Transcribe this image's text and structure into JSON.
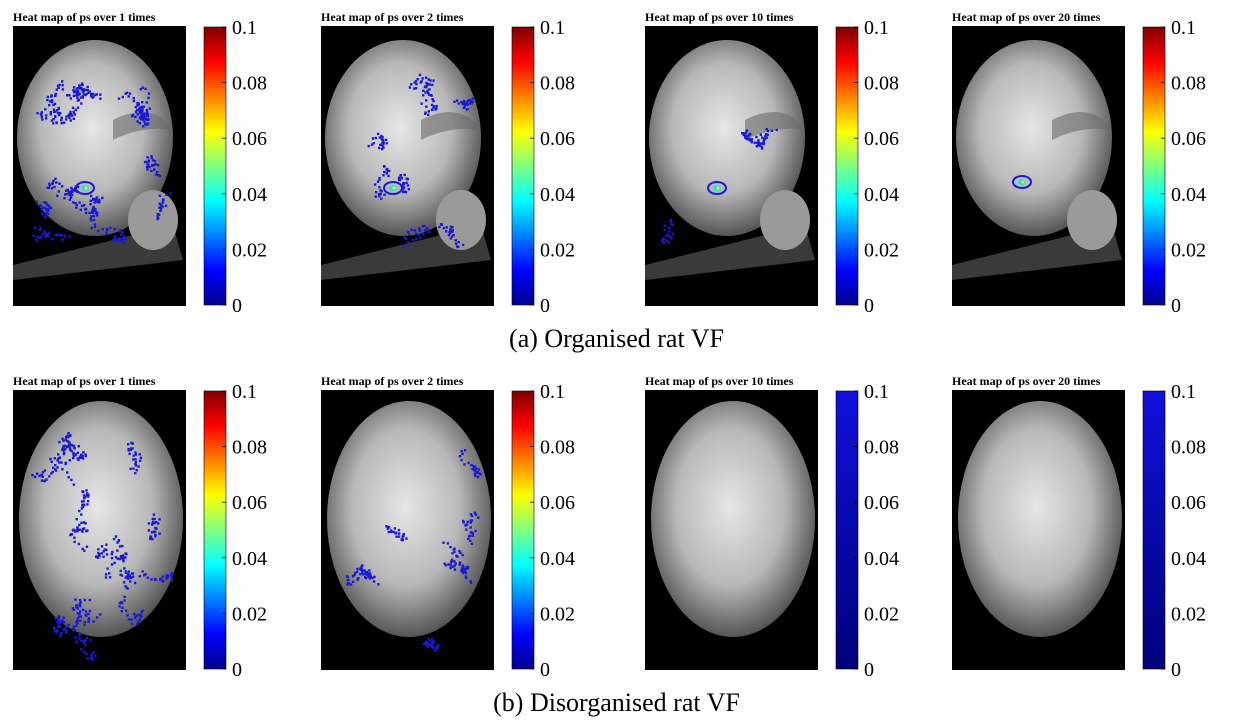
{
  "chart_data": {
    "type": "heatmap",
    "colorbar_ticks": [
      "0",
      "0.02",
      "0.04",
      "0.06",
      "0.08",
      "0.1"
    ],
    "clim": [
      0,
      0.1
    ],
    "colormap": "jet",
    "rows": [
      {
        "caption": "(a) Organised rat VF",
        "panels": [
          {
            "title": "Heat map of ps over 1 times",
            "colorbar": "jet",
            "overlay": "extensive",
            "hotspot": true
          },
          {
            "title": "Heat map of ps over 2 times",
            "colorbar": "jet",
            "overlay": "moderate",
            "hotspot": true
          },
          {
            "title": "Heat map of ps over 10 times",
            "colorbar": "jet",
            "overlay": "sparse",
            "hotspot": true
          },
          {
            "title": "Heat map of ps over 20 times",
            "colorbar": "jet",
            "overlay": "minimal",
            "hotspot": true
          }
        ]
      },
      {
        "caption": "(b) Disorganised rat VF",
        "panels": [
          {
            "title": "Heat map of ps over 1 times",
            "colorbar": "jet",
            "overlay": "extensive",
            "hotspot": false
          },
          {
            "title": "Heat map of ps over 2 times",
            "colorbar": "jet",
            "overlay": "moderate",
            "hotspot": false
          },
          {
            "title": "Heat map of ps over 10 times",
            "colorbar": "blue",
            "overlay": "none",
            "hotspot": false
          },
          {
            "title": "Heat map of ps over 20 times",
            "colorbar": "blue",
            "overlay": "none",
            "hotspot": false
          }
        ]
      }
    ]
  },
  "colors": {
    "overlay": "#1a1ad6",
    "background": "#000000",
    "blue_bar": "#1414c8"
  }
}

Task objective → Would you set down the listing exactly, omitting pictures?

Response to the task →
Transcribe this image's text and structure into JSON.
{
  "chart_data": {
    "type": "heatmap",
    "colorbar_ticks": [
      "0",
      "0.02",
      "0.04",
      "0.06",
      "0.08",
      "0.1"
    ],
    "clim": [
      0,
      0.1
    ],
    "colormap": "jet",
    "rows": [
      {
        "caption": "(a) Organised rat VF",
        "panels": [
          {
            "title": "Heat map of ps over 1 times",
            "colorbar": "jet",
            "overlay": "extensive",
            "hotspot": true
          },
          {
            "title": "Heat map of ps over 2 times",
            "colorbar": "jet",
            "overlay": "moderate",
            "hotspot": true
          },
          {
            "title": "Heat map of ps over 10 times",
            "colorbar": "jet",
            "overlay": "sparse",
            "hotspot": true
          },
          {
            "title": "Heat map of ps over 20 times",
            "colorbar": "jet",
            "overlay": "minimal",
            "hotspot": true
          }
        ]
      },
      {
        "caption": "(b) Disorganised rat VF",
        "panels": [
          {
            "title": "Heat map of ps over 1 times",
            "colorbar": "jet",
            "overlay": "extensive",
            "hotspot": false
          },
          {
            "title": "Heat map of ps over 2 times",
            "colorbar": "jet",
            "overlay": "moderate",
            "hotspot": false
          },
          {
            "title": "Heat map of ps over 10 times",
            "colorbar": "blue",
            "overlay": "none",
            "hotspot": false
          },
          {
            "title": "Heat map of ps over 20 times",
            "colorbar": "blue",
            "overlay": "none",
            "hotspot": false
          }
        ]
      }
    ]
  },
  "colors": {
    "overlay": "#1a1ad6",
    "background": "#000000",
    "blue_bar": "#1414c8"
  }
}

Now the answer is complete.